# DATA PROVIDED
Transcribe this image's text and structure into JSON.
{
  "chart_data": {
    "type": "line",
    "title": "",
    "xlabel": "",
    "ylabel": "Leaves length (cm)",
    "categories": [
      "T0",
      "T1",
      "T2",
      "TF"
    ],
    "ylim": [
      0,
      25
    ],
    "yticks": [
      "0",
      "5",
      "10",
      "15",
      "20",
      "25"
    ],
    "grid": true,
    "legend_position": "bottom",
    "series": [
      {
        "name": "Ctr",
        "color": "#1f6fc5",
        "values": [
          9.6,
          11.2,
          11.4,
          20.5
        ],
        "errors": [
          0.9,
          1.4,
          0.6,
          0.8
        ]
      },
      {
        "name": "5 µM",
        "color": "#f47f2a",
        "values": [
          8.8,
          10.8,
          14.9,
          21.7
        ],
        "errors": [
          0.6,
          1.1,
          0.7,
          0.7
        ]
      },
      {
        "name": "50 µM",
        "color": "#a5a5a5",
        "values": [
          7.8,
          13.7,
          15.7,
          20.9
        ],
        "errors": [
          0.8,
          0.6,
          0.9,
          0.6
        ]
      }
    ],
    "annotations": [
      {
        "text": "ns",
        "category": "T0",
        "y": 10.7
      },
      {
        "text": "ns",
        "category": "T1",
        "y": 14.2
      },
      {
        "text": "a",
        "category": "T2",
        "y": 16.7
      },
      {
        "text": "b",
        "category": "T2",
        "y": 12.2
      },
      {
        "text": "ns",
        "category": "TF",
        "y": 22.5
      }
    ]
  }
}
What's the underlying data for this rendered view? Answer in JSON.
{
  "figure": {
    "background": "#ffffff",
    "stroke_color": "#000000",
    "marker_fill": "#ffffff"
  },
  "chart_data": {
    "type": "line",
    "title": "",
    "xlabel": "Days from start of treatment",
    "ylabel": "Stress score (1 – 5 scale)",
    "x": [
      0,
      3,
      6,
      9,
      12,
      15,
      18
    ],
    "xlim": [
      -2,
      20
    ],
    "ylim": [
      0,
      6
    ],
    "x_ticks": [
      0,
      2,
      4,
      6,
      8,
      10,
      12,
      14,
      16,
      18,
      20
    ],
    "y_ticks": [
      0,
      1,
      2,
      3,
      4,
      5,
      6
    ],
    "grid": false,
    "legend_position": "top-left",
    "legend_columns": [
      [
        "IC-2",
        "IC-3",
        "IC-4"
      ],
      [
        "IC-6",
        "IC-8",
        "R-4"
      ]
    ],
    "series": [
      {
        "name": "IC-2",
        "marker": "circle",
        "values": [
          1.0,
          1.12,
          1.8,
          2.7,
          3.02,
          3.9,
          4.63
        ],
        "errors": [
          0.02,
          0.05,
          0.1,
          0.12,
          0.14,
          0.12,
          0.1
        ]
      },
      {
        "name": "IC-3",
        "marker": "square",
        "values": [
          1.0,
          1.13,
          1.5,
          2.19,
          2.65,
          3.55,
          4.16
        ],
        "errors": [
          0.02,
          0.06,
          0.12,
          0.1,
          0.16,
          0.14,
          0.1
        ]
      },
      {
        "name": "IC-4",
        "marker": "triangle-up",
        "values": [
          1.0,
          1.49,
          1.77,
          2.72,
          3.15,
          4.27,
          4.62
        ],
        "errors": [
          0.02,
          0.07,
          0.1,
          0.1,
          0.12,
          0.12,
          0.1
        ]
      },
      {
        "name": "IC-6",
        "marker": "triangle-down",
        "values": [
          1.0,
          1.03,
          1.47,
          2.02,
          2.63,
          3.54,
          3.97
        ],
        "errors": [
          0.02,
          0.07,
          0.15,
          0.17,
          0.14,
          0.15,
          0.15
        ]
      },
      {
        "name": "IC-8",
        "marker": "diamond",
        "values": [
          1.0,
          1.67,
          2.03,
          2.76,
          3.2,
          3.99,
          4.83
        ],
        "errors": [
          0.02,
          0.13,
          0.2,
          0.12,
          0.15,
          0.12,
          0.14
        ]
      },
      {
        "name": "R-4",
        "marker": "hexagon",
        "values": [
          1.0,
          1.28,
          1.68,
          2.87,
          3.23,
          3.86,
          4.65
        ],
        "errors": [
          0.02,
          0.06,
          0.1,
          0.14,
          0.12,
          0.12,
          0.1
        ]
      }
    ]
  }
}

# WHAT THE EXERCISE ASKS
Your task is to print the whole listing again exactly.

# COMPLETE OUTPUT
Transcribe this image's text and structure into JSON.
{
  "chart_data": {
    "type": "line",
    "title": "",
    "xlabel": "",
    "ylabel": "Leaves length (cm)",
    "categories": [
      "T0",
      "T1",
      "T2",
      "TF"
    ],
    "ylim": [
      0,
      25
    ],
    "yticks": [
      "0",
      "5",
      "10",
      "15",
      "20",
      "25"
    ],
    "grid": true,
    "legend_position": "bottom",
    "series": [
      {
        "name": "Ctr",
        "color": "#1f6fc5",
        "values": [
          9.6,
          11.2,
          11.4,
          20.5
        ],
        "errors": [
          0.9,
          1.4,
          0.6,
          0.8
        ]
      },
      {
        "name": "5 µM",
        "color": "#f47f2a",
        "values": [
          8.8,
          10.8,
          14.9,
          21.7
        ],
        "errors": [
          0.6,
          1.1,
          0.7,
          0.7
        ]
      },
      {
        "name": "50 µM",
        "color": "#a5a5a5",
        "values": [
          7.8,
          13.7,
          15.7,
          20.9
        ],
        "errors": [
          0.8,
          0.6,
          0.9,
          0.6
        ]
      }
    ],
    "annotations": [
      {
        "text": "ns",
        "category": "T0",
        "y": 10.7
      },
      {
        "text": "ns",
        "category": "T1",
        "y": 14.2
      },
      {
        "text": "a",
        "category": "T2",
        "y": 16.7
      },
      {
        "text": "b",
        "category": "T2",
        "y": 12.2
      },
      {
        "text": "ns",
        "category": "TF",
        "y": 22.5
      }
    ]
  }
}
What's the underlying data for this rendered view? Answer in JSON.
{
  "figure": {
    "background": "#ffffff",
    "stroke_color": "#000000",
    "marker_fill": "#ffffff"
  },
  "chart_data": {
    "type": "line",
    "title": "",
    "xlabel": "Days from start of treatment",
    "ylabel": "Stress score (1 – 5 scale)",
    "x": [
      0,
      3,
      6,
      9,
      12,
      15,
      18
    ],
    "xlim": [
      -2,
      20
    ],
    "ylim": [
      0,
      6
    ],
    "x_ticks": [
      0,
      2,
      4,
      6,
      8,
      10,
      12,
      14,
      16,
      18,
      20
    ],
    "y_ticks": [
      0,
      1,
      2,
      3,
      4,
      5,
      6
    ],
    "grid": false,
    "legend_position": "top-left",
    "legend_columns": [
      [
        "IC-2",
        "IC-3",
        "IC-4"
      ],
      [
        "IC-6",
        "IC-8",
        "R-4"
      ]
    ],
    "series": [
      {
        "name": "IC-2",
        "marker": "circle",
        "values": [
          1.0,
          1.12,
          1.8,
          2.7,
          3.02,
          3.9,
          4.63
        ],
        "errors": [
          0.02,
          0.05,
          0.1,
          0.12,
          0.14,
          0.12,
          0.1
        ]
      },
      {
        "name": "IC-3",
        "marker": "square",
        "values": [
          1.0,
          1.13,
          1.5,
          2.19,
          2.65,
          3.55,
          4.16
        ],
        "errors": [
          0.02,
          0.06,
          0.12,
          0.1,
          0.16,
          0.14,
          0.1
        ]
      },
      {
        "name": "IC-4",
        "marker": "triangle-up",
        "values": [
          1.0,
          1.49,
          1.77,
          2.72,
          3.15,
          4.27,
          4.62
        ],
        "errors": [
          0.02,
          0.07,
          0.1,
          0.1,
          0.12,
          0.12,
          0.1
        ]
      },
      {
        "name": "IC-6",
        "marker": "triangle-down",
        "values": [
          1.0,
          1.03,
          1.47,
          2.02,
          2.63,
          3.54,
          3.97
        ],
        "errors": [
          0.02,
          0.07,
          0.15,
          0.17,
          0.14,
          0.15,
          0.15
        ]
      },
      {
        "name": "IC-8",
        "marker": "diamond",
        "values": [
          1.0,
          1.67,
          2.03,
          2.76,
          3.2,
          3.99,
          4.83
        ],
        "errors": [
          0.02,
          0.13,
          0.2,
          0.12,
          0.15,
          0.12,
          0.14
        ]
      },
      {
        "name": "R-4",
        "marker": "hexagon",
        "values": [
          1.0,
          1.28,
          1.68,
          2.87,
          3.23,
          3.86,
          4.65
        ],
        "errors": [
          0.02,
          0.06,
          0.1,
          0.14,
          0.12,
          0.12,
          0.1
        ]
      }
    ]
  }
}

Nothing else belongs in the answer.